TASK GOAL
Please copy each line of the items below word for word, and leave the pictures out of your answer.

RECORDS FOR THIS EXERCISE

* * *

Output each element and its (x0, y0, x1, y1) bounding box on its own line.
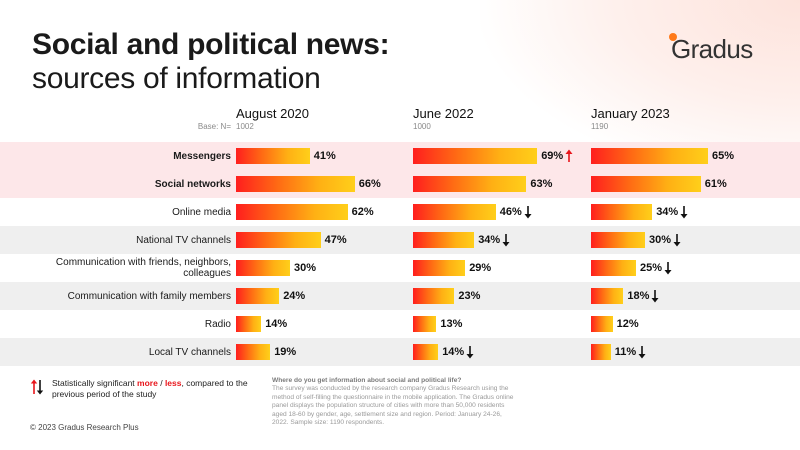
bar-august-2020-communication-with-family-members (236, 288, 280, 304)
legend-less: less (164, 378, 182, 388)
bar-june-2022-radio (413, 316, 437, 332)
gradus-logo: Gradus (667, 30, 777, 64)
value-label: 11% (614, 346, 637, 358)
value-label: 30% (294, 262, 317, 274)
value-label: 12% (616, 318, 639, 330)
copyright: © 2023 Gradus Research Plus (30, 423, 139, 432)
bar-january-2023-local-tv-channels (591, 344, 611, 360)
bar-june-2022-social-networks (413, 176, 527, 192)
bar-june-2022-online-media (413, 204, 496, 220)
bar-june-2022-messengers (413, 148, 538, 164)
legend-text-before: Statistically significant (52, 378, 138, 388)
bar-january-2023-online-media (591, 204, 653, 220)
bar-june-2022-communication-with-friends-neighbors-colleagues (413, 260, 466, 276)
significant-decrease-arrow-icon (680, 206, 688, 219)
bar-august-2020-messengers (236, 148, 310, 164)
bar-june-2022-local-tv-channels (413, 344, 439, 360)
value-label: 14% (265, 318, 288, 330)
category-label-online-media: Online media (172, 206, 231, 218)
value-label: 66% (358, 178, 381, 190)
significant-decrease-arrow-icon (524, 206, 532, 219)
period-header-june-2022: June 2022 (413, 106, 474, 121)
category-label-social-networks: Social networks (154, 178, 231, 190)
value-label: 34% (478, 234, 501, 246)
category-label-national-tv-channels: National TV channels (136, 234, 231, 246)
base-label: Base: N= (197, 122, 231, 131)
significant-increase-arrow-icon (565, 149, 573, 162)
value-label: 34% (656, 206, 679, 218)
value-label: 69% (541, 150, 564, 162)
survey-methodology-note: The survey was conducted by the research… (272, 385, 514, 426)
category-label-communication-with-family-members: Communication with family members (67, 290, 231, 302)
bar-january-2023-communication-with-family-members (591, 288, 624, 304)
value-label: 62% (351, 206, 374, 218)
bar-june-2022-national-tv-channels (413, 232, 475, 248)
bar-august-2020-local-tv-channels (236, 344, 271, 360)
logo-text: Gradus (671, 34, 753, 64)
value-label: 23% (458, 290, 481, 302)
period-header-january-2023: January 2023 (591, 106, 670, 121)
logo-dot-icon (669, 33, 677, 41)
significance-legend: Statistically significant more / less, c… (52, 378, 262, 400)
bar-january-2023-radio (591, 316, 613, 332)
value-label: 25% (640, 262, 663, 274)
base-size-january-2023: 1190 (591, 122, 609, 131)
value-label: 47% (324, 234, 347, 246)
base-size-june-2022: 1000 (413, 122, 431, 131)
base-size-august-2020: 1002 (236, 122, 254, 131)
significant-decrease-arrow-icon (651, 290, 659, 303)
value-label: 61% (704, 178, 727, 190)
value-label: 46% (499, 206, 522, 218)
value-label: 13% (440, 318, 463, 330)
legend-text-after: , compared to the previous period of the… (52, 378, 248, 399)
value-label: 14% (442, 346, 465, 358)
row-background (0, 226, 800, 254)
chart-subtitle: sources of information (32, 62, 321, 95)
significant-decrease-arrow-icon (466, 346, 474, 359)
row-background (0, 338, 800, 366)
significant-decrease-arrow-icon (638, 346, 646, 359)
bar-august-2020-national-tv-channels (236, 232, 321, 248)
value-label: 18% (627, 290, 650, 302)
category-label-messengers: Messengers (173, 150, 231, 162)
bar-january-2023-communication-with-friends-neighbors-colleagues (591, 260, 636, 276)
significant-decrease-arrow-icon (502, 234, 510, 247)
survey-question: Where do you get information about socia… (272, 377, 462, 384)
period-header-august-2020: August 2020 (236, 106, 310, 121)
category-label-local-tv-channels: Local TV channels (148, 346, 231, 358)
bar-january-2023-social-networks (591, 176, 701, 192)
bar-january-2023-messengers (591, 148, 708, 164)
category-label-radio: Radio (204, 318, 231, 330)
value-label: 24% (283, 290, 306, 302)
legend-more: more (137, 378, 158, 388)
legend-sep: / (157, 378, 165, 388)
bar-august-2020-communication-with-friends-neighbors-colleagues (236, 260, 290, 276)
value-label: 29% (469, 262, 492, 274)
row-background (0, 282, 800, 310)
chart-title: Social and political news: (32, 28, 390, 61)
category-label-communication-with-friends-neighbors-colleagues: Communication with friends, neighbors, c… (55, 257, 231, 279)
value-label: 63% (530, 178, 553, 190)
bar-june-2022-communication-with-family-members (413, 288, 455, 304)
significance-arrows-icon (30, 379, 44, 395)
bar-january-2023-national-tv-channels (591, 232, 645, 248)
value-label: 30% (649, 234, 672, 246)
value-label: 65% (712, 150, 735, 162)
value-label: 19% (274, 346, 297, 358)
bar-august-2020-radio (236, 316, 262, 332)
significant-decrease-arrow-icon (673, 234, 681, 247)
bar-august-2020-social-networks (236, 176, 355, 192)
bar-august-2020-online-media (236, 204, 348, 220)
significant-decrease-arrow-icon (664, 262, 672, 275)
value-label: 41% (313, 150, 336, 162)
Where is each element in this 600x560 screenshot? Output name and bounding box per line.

* * *

TASK SOLUTION
Output each element and its (x0, y0, x1, y1) bounding box on its own line.
bar-august-2020-communication-with-family-members (236, 288, 280, 304)
legend-less: less (164, 378, 182, 388)
bar-june-2022-radio (413, 316, 437, 332)
gradus-logo: Gradus (667, 30, 777, 64)
value-label: 11% (614, 346, 637, 358)
value-label: 30% (294, 262, 317, 274)
value-label: 12% (616, 318, 639, 330)
copyright: © 2023 Gradus Research Plus (30, 423, 139, 432)
bar-january-2023-local-tv-channels (591, 344, 611, 360)
bar-june-2022-social-networks (413, 176, 527, 192)
bar-june-2022-online-media (413, 204, 496, 220)
bar-june-2022-messengers (413, 148, 538, 164)
legend-text-before: Statistically significant (52, 378, 138, 388)
bar-january-2023-online-media (591, 204, 653, 220)
bar-june-2022-communication-with-friends-neighbors-colleagues (413, 260, 466, 276)
significant-decrease-arrow-icon (680, 206, 688, 219)
bar-august-2020-messengers (236, 148, 310, 164)
bar-june-2022-local-tv-channels (413, 344, 439, 360)
value-label: 14% (265, 318, 288, 330)
category-label-online-media: Online media (172, 206, 231, 218)
value-label: 66% (358, 178, 381, 190)
significant-decrease-arrow-icon (524, 206, 532, 219)
period-header-june-2022: June 2022 (413, 106, 474, 121)
category-label-social-networks: Social networks (154, 178, 231, 190)
value-label: 34% (478, 234, 501, 246)
category-label-national-tv-channels: National TV channels (136, 234, 231, 246)
base-label: Base: N= (197, 122, 231, 131)
significant-increase-arrow-icon (565, 149, 573, 162)
value-label: 34% (656, 206, 679, 218)
value-label: 69% (541, 150, 564, 162)
survey-methodology-note: The survey was conducted by the research… (272, 385, 514, 426)
category-label-communication-with-family-members: Communication with family members (67, 290, 231, 302)
bar-january-2023-communication-with-family-members (591, 288, 624, 304)
value-label: 62% (351, 206, 374, 218)
bar-june-2022-national-tv-channels (413, 232, 475, 248)
bar-august-2020-local-tv-channels (236, 344, 271, 360)
logo-text: Gradus (671, 34, 753, 64)
value-label: 23% (458, 290, 481, 302)
period-header-january-2023: January 2023 (591, 106, 670, 121)
logo-dot-icon (669, 33, 677, 41)
significance-legend: Statistically significant more / less, c… (52, 378, 262, 400)
bar-january-2023-radio (591, 316, 613, 332)
value-label: 25% (640, 262, 663, 274)
base-size-january-2023: 1190 (591, 122, 609, 131)
value-label: 47% (324, 234, 347, 246)
base-size-june-2022: 1000 (413, 122, 431, 131)
base-size-august-2020: 1002 (236, 122, 254, 131)
significant-decrease-arrow-icon (651, 290, 659, 303)
value-label: 61% (704, 178, 727, 190)
value-label: 46% (499, 206, 522, 218)
value-label: 13% (440, 318, 463, 330)
legend-text-after: , compared to the previous period of the… (52, 378, 248, 399)
value-label: 14% (442, 346, 465, 358)
row-background (0, 226, 800, 254)
chart-subtitle: sources of information (32, 62, 321, 95)
significant-decrease-arrow-icon (466, 346, 474, 359)
row-background (0, 338, 800, 366)
significant-decrease-arrow-icon (638, 346, 646, 359)
bar-august-2020-national-tv-channels (236, 232, 321, 248)
value-label: 18% (627, 290, 650, 302)
category-label-messengers: Messengers (173, 150, 231, 162)
bar-january-2023-communication-with-friends-neighbors-colleagues (591, 260, 636, 276)
significant-decrease-arrow-icon (502, 234, 510, 247)
survey-question: Where do you get information about socia… (272, 377, 462, 384)
period-header-august-2020: August 2020 (236, 106, 310, 121)
category-label-local-tv-channels: Local TV channels (148, 346, 231, 358)
bar-january-2023-social-networks (591, 176, 701, 192)
bar-january-2023-messengers (591, 148, 708, 164)
category-label-radio: Radio (204, 318, 231, 330)
value-label: 24% (283, 290, 306, 302)
legend-more: more (137, 378, 158, 388)
legend-sep: / (157, 378, 165, 388)
bar-august-2020-communication-with-friends-neighbors-colleagues (236, 260, 290, 276)
value-label: 29% (469, 262, 492, 274)
row-background (0, 282, 800, 310)
chart-title: Social and political news: (32, 28, 390, 61)
category-label-communication-with-friends-neighbors-colleagues: Communication with friends, neighbors, c… (55, 257, 231, 279)
value-label: 63% (530, 178, 553, 190)
bar-june-2022-communication-with-family-members (413, 288, 455, 304)
significance-arrows-icon (30, 379, 44, 395)
bar-january-2023-national-tv-channels (591, 232, 645, 248)
value-label: 30% (649, 234, 672, 246)
value-label: 65% (712, 150, 735, 162)
value-label: 19% (274, 346, 297, 358)
bar-august-2020-radio (236, 316, 262, 332)
significant-decrease-arrow-icon (673, 234, 681, 247)
bar-august-2020-social-networks (236, 176, 355, 192)
bar-august-2020-online-media (236, 204, 348, 220)
significant-decrease-arrow-icon (664, 262, 672, 275)
value-label: 41% (313, 150, 336, 162)
Where is each element in this 600x560 screenshot? Output name and bounding box per line.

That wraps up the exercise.